What the exercise asks
Transcribe the material exactly. Images do not belong in the copy.

Data supplied
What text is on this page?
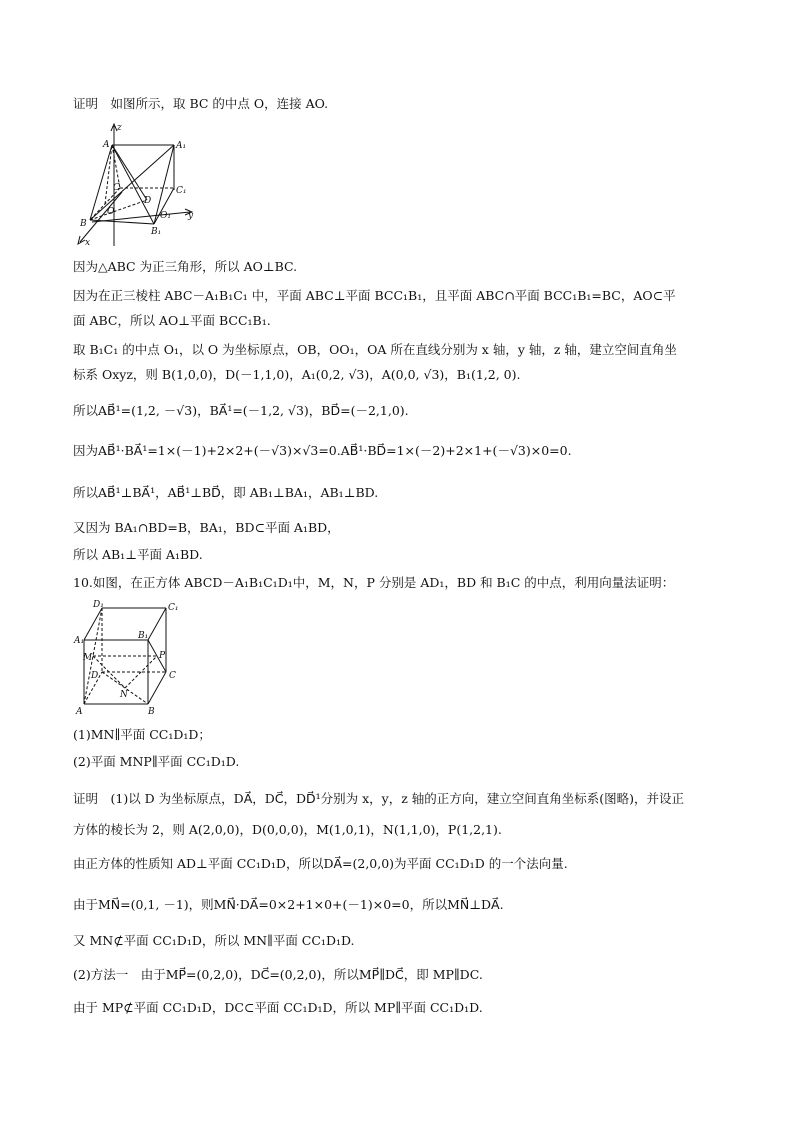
证明　如图所示，取 BC 的中点 O，连接 AO.
z
A	A₁
C	C₁
D
O	O₁ y
B
B₁
x
因为△ABC 为正三角形，所以 AO⊥BC.
因为在正三棱柱 ABC－A₁B₁C₁ 中，平面 ABC⊥平面 BCC₁B₁，且平面 ABC∩平面 BCC₁B₁=BC，AO⊂平
面 ABC，所以 AO⊥平面 BCC₁B₁.
取 B₁C₁ 的中点 O₁，以 O 为坐标原点，OB，OO₁，OA 所在直线分别为 x 轴，y 轴，z 轴，建立空间直角坐
标系 Oxyz，则 B(1,0,0)，D(－1,1,0)，A₁(0,2, √3)，A(0,0, √3)，B₁(1,2, 0).
所以AB⃗¹=(1,2, －√3)，BA⃗¹=(－1,2, √3)，BD⃗=(－2,1,0).
因为AB⃗¹·BA⃗¹=1×(－1)+2×2+(－√3)×√3=0.AB⃗¹·BD⃗=1×(－2)+2×1+(－√3)×0=0.
所以AB⃗¹⊥BA⃗¹，AB⃗¹⊥BD⃗，即 AB₁⊥BA₁，AB₁⊥BD.
又因为 BA₁∩BD=B，BA₁，BD⊂平面 A₁BD，
所以 AB₁⊥平面 A₁BD.
10.如图，在正方体 ABCD－A₁B₁C₁D₁中，M，N，P 分别是 AD₁，BD 和 B₁C 的中点，利用向量法证明：
D₁	C₁
A₁	B₁
M	P
D	C
N
A	B
(1)MN∥平面 CC₁D₁D；
(2)平面 MNP∥平面 CC₁D₁D.
证明　(1)以 D 为坐标原点，DA⃗，DC⃗，DD⃗¹分别为 x，y，z 轴的正方向，建立空间直角坐标系(图略)，并设正
方体的棱长为 2，则 A(2,0,0)，D(0,0,0)，M(1,0,1)，N(1,1,0)，P(1,2,1).
由正方体的性质知 AD⊥平面 CC₁D₁D，所以DA⃗=(2,0,0)为平面 CC₁D₁D 的一个法向量.
由于MN⃗=(0,1, －1)，则MN⃗·DA⃗=0×2+1×0+(－1)×0=0，所以MN⃗⊥DA⃗.
又 MN⊄平面 CC₁D₁D，所以 MN∥平面 CC₁D₁D.
(2)方法一　由于MP⃗=(0,2,0)，DC⃗=(0,2,0)，所以MP⃗∥DC⃗，即 MP∥DC.
由于 MP⊄平面 CC₁D₁D，DC⊂平面 CC₁D₁D，所以 MP∥平面 CC₁D₁D.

Solution below
What text is on this page?
证明　如图所示，取 BC 的中点 O，连接 AO.
z
A	A₁
C	C₁
D
O	O₁ y
B
B₁
x
因为△ABC 为正三角形，所以 AO⊥BC.
因为在正三棱柱 ABC－A₁B₁C₁ 中，平面 ABC⊥平面 BCC₁B₁，且平面 ABC∩平面 BCC₁B₁=BC，AO⊂平
面 ABC，所以 AO⊥平面 BCC₁B₁.
取 B₁C₁ 的中点 O₁，以 O 为坐标原点，OB，OO₁，OA 所在直线分别为 x 轴，y 轴，z 轴，建立空间直角坐
标系 Oxyz，则 B(1,0,0)，D(－1,1,0)，A₁(0,2, √3)，A(0,0, √3)，B₁(1,2, 0).
所以AB⃗¹=(1,2, －√3)，BA⃗¹=(－1,2, √3)，BD⃗=(－2,1,0).
因为AB⃗¹·BA⃗¹=1×(－1)+2×2+(－√3)×√3=0.AB⃗¹·BD⃗=1×(－2)+2×1+(－√3)×0=0.
所以AB⃗¹⊥BA⃗¹，AB⃗¹⊥BD⃗，即 AB₁⊥BA₁，AB₁⊥BD.
又因为 BA₁∩BD=B，BA₁，BD⊂平面 A₁BD，
所以 AB₁⊥平面 A₁BD.
10.如图，在正方体 ABCD－A₁B₁C₁D₁中，M，N，P 分别是 AD₁，BD 和 B₁C 的中点，利用向量法证明：
D₁	C₁
A₁	B₁
M	P
D	C
N
A	B
(1)MN∥平面 CC₁D₁D；
(2)平面 MNP∥平面 CC₁D₁D.
证明　(1)以 D 为坐标原点，DA⃗，DC⃗，DD⃗¹分别为 x，y，z 轴的正方向，建立空间直角坐标系(图略)，并设正
方体的棱长为 2，则 A(2,0,0)，D(0,0,0)，M(1,0,1)，N(1,1,0)，P(1,2,1).
由正方体的性质知 AD⊥平面 CC₁D₁D，所以DA⃗=(2,0,0)为平面 CC₁D₁D 的一个法向量.
由于MN⃗=(0,1, －1)，则MN⃗·DA⃗=0×2+1×0+(－1)×0=0，所以MN⃗⊥DA⃗.
又 MN⊄平面 CC₁D₁D，所以 MN∥平面 CC₁D₁D.
(2)方法一　由于MP⃗=(0,2,0)，DC⃗=(0,2,0)，所以MP⃗∥DC⃗，即 MP∥DC.
由于 MP⊄平面 CC₁D₁D，DC⊂平面 CC₁D₁D，所以 MP∥平面 CC₁D₁D.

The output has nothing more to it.